**WHAT IS NEEDED:** Find how many lines of the listing below include the word "this", then report the number by itself.

>> Begin DATA SUPPLIED

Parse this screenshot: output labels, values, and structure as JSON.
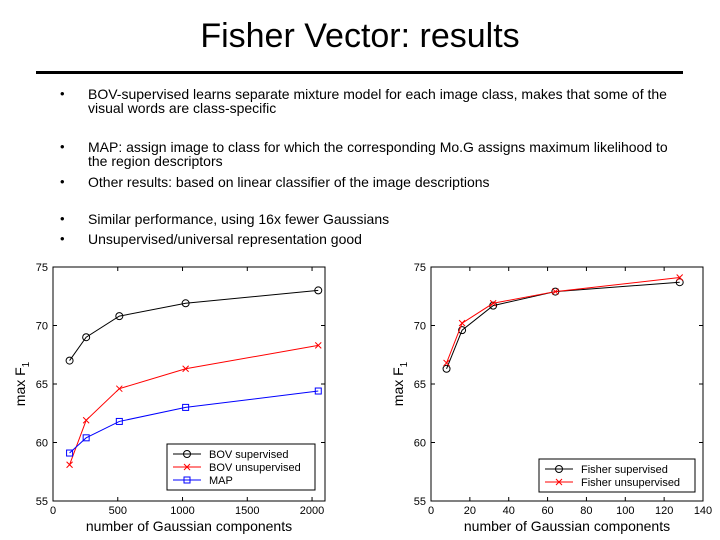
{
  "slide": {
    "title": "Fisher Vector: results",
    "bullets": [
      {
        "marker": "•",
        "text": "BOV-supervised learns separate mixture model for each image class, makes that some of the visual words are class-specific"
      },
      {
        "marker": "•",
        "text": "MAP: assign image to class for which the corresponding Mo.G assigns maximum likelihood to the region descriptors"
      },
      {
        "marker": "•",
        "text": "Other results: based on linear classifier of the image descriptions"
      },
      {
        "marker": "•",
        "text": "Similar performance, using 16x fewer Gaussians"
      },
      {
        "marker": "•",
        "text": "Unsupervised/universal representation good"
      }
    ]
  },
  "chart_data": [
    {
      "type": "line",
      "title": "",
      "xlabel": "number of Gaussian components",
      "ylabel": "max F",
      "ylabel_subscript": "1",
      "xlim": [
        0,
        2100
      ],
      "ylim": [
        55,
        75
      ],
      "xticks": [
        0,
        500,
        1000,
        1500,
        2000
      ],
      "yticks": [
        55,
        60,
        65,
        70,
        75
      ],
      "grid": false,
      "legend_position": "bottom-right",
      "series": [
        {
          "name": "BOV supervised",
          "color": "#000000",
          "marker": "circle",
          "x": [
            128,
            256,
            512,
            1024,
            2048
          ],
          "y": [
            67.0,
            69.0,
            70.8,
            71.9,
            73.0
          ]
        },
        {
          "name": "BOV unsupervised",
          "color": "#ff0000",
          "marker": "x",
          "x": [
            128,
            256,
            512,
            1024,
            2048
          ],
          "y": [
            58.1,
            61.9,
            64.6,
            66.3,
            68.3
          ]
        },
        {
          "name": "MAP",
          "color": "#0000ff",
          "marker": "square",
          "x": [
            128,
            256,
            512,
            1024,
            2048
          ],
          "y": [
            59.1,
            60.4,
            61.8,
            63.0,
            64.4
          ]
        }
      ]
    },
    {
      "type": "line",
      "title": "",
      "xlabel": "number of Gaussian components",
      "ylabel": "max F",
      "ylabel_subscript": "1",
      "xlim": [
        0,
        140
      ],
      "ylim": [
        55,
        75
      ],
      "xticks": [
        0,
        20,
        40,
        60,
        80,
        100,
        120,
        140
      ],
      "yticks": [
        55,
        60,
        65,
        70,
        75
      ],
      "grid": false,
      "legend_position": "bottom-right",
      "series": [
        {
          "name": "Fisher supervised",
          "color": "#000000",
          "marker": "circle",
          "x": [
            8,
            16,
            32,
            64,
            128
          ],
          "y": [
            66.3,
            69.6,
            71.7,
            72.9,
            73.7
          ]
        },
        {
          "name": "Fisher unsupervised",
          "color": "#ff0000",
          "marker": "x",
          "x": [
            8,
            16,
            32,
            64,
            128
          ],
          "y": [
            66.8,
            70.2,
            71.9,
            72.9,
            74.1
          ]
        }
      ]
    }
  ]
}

>> End DATA SUPPLIED
>> Begin DATA SUPPLIED

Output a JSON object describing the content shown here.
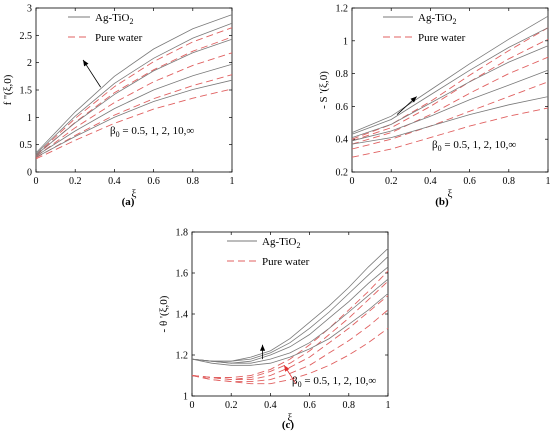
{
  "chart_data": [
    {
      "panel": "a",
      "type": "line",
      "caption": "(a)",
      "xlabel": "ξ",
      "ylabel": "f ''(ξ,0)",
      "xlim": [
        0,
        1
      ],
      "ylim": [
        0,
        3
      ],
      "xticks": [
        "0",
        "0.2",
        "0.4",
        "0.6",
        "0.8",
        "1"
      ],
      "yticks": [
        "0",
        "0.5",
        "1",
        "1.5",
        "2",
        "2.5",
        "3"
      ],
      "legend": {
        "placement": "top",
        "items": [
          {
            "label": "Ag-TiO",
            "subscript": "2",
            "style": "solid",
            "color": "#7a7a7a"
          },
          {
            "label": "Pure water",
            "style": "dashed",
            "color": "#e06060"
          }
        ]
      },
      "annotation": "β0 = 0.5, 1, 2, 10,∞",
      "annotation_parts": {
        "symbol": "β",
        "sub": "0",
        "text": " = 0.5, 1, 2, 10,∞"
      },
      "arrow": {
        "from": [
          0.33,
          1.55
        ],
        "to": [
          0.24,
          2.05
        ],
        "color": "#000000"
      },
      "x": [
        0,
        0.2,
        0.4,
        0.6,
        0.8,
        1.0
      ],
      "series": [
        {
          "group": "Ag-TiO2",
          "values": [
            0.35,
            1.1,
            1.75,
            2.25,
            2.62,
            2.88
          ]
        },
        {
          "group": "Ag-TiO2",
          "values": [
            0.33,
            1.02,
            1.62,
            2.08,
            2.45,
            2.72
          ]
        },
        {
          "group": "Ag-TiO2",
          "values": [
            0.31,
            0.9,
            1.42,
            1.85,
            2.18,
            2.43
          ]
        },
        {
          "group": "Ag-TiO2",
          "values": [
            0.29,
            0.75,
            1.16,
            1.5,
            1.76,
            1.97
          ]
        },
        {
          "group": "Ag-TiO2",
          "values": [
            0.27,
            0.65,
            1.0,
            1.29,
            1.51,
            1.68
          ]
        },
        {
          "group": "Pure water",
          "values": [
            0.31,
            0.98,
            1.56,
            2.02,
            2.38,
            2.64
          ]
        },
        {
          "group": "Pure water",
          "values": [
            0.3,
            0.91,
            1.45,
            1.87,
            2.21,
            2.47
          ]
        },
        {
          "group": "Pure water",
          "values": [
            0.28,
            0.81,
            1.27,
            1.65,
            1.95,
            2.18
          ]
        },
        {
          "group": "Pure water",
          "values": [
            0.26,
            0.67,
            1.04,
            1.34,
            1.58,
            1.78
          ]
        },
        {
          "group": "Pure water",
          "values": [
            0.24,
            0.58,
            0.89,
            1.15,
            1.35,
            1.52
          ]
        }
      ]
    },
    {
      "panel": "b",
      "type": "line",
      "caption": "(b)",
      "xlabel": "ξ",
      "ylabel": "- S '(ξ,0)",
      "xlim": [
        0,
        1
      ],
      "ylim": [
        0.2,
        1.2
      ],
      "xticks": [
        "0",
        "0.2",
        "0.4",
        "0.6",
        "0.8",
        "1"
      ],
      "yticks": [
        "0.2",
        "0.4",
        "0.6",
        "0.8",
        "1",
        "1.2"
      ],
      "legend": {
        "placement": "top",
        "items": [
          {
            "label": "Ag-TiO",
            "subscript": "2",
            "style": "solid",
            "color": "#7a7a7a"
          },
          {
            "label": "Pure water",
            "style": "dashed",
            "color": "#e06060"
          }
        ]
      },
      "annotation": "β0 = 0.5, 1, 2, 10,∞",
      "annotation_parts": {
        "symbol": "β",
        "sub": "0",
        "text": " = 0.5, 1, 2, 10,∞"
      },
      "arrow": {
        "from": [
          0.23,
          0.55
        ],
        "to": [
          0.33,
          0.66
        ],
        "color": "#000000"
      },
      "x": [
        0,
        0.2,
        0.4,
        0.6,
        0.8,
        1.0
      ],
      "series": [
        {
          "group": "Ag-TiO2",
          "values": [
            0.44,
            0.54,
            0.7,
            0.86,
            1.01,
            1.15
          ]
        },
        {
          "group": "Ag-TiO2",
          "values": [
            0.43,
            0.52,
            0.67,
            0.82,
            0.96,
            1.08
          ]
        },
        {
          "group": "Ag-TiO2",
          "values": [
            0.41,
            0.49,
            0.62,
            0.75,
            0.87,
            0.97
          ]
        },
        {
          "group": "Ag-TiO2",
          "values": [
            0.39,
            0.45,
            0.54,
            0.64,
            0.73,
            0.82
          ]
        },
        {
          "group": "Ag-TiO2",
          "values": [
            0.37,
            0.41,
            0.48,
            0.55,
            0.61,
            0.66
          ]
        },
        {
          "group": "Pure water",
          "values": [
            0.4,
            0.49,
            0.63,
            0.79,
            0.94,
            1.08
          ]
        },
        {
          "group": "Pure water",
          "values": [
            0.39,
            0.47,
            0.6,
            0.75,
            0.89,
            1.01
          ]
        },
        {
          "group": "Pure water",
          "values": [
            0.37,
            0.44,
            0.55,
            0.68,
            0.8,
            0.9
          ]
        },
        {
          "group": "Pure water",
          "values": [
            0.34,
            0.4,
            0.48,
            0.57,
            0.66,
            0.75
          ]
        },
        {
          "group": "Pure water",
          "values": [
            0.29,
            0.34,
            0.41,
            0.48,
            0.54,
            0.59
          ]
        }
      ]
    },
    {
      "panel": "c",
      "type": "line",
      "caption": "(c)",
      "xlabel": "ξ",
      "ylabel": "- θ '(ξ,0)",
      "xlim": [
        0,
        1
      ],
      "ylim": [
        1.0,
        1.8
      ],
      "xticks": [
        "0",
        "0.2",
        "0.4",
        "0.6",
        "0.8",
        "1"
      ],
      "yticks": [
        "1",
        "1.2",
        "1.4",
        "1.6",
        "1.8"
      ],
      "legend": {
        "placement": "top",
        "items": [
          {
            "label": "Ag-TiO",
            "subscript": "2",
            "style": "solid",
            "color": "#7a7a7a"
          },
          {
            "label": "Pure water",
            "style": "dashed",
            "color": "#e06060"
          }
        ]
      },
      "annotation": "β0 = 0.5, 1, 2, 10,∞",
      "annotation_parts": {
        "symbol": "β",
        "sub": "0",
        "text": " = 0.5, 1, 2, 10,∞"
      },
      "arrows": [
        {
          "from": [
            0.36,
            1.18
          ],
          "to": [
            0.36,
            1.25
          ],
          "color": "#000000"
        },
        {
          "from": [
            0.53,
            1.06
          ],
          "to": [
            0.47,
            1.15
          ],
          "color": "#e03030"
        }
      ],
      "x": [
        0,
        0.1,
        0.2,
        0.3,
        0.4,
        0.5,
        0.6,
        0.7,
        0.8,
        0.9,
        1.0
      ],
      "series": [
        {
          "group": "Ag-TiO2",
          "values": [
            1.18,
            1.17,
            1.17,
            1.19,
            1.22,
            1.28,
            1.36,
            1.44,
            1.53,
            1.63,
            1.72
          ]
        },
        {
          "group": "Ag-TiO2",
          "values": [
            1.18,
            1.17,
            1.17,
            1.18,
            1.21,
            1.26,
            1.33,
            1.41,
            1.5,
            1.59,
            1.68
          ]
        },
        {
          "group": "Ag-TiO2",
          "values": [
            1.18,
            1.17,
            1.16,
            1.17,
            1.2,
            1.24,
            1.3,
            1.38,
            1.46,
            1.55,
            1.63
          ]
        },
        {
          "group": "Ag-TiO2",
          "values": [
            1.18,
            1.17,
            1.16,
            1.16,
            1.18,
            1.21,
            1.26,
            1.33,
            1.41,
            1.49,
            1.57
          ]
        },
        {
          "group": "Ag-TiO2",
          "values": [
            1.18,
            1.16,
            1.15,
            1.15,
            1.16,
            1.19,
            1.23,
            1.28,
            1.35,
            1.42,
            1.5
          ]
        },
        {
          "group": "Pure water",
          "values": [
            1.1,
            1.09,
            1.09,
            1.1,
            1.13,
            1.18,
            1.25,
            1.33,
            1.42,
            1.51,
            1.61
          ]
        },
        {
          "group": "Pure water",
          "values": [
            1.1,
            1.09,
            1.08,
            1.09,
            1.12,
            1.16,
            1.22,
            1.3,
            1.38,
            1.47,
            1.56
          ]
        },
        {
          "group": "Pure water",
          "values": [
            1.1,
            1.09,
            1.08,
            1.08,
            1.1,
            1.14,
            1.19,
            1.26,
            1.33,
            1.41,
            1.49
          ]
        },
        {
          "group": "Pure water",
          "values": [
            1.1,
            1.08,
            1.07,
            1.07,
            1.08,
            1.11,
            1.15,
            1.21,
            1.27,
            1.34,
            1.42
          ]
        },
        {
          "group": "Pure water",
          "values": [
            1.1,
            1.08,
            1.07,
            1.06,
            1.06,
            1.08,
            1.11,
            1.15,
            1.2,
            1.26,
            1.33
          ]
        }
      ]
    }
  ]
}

>> End DATA SUPPLIED
>> Begin DATA SUPPLIED

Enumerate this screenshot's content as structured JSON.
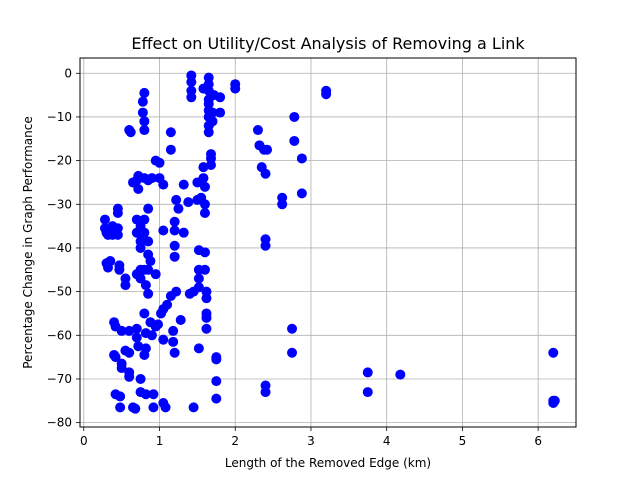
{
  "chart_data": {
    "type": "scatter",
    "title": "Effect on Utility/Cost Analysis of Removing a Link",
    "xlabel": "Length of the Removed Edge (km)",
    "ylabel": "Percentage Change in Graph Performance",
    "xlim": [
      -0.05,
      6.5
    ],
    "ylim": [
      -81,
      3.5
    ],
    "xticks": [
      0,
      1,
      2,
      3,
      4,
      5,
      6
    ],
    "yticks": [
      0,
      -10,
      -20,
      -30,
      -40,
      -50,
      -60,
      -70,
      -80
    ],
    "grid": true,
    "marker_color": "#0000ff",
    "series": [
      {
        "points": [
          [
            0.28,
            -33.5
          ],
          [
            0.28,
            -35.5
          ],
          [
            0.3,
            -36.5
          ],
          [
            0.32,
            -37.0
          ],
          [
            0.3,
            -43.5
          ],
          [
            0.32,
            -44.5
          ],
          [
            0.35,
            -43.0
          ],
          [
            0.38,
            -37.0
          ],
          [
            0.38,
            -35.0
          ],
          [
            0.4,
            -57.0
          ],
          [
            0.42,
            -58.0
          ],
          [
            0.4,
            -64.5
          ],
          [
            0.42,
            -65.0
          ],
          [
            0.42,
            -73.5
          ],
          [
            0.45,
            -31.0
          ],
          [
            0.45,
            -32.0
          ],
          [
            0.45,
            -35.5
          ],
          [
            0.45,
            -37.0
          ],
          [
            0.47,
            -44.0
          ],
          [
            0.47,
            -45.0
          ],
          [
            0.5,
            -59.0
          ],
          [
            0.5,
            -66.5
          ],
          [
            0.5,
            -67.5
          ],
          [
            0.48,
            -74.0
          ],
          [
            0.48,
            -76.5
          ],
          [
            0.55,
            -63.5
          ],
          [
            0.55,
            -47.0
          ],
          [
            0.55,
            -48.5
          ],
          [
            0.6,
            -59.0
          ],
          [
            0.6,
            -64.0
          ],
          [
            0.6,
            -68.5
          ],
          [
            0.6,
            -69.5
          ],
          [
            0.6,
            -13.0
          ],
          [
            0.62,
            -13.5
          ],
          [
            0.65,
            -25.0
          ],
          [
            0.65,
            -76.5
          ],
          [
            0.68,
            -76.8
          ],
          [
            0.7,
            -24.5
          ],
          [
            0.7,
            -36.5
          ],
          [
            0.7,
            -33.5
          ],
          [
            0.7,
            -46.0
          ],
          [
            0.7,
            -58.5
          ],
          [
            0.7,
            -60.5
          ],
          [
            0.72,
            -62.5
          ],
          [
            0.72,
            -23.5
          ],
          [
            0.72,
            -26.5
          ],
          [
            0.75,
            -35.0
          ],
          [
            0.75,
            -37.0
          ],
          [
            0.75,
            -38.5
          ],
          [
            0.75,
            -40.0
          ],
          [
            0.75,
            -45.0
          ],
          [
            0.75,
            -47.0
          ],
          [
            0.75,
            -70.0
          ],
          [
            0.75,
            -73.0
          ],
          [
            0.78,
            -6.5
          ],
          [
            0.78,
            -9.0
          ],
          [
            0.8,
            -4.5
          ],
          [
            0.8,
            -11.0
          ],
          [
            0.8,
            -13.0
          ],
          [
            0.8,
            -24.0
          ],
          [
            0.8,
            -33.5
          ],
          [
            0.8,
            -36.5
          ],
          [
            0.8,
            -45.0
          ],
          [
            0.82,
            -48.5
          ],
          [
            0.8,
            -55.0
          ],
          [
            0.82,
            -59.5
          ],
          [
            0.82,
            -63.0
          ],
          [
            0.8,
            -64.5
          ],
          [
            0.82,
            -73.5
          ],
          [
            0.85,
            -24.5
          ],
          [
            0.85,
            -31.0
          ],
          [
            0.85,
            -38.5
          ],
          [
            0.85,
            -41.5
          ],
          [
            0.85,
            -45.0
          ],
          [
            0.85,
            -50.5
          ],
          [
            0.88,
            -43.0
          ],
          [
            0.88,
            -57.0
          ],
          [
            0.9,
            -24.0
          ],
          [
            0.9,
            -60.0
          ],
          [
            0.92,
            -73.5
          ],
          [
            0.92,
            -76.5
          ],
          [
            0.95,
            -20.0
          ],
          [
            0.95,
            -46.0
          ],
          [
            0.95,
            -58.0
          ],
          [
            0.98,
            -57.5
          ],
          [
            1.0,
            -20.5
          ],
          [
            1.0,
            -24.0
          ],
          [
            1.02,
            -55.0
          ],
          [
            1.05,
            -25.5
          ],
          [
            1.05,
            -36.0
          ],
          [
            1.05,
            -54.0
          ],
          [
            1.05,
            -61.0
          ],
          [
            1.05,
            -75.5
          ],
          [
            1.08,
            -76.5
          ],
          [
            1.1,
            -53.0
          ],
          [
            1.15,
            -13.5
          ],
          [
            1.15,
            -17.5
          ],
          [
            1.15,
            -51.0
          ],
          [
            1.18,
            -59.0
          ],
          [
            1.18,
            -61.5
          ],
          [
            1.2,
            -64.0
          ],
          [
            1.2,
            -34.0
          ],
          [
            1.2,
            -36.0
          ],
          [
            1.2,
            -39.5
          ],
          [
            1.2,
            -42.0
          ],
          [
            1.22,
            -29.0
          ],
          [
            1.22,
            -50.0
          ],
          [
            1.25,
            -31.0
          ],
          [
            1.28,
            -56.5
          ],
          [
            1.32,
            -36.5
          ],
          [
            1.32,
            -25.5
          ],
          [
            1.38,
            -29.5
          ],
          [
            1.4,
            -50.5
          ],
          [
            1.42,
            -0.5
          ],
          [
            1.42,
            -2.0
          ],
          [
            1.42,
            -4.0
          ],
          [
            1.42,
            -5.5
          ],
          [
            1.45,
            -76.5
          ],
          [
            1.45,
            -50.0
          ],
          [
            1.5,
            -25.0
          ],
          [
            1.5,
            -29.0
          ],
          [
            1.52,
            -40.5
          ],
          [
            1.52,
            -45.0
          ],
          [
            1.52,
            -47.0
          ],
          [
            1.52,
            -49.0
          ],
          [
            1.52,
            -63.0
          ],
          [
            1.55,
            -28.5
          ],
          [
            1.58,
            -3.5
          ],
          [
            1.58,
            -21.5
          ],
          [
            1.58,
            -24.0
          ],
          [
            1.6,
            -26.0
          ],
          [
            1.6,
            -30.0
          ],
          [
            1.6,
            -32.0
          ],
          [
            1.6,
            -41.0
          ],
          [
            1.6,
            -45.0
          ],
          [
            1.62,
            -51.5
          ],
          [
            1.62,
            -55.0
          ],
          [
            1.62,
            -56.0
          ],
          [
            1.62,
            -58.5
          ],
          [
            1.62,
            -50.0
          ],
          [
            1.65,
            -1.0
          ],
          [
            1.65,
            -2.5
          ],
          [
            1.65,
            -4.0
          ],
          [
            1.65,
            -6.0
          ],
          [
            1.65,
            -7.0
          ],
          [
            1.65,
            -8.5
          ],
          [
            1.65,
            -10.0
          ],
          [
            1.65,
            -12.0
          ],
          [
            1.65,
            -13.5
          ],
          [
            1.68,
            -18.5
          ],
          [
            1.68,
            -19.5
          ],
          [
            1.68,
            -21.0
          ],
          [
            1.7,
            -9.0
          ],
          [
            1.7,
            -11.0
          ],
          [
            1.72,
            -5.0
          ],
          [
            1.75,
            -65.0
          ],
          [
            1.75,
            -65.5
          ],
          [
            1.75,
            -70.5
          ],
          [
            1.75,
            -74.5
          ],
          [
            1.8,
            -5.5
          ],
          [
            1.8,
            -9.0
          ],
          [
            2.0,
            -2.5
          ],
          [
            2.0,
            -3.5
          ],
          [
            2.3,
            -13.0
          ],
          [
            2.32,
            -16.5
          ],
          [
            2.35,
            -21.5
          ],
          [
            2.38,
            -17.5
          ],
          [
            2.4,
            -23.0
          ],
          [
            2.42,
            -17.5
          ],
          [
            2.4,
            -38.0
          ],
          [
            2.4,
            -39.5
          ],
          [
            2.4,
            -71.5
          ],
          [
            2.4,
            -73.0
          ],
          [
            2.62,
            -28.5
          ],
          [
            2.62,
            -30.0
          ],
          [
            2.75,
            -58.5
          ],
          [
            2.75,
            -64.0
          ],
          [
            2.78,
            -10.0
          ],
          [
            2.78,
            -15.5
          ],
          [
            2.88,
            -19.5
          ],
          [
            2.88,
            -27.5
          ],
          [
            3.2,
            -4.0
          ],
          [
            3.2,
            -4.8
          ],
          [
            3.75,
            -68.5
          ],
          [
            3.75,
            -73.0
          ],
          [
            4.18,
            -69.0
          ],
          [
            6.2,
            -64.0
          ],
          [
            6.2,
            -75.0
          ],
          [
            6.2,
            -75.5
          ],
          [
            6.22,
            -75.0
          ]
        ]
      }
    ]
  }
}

>> End DATA SUPPLIED

**ANSWER BELOW:** 2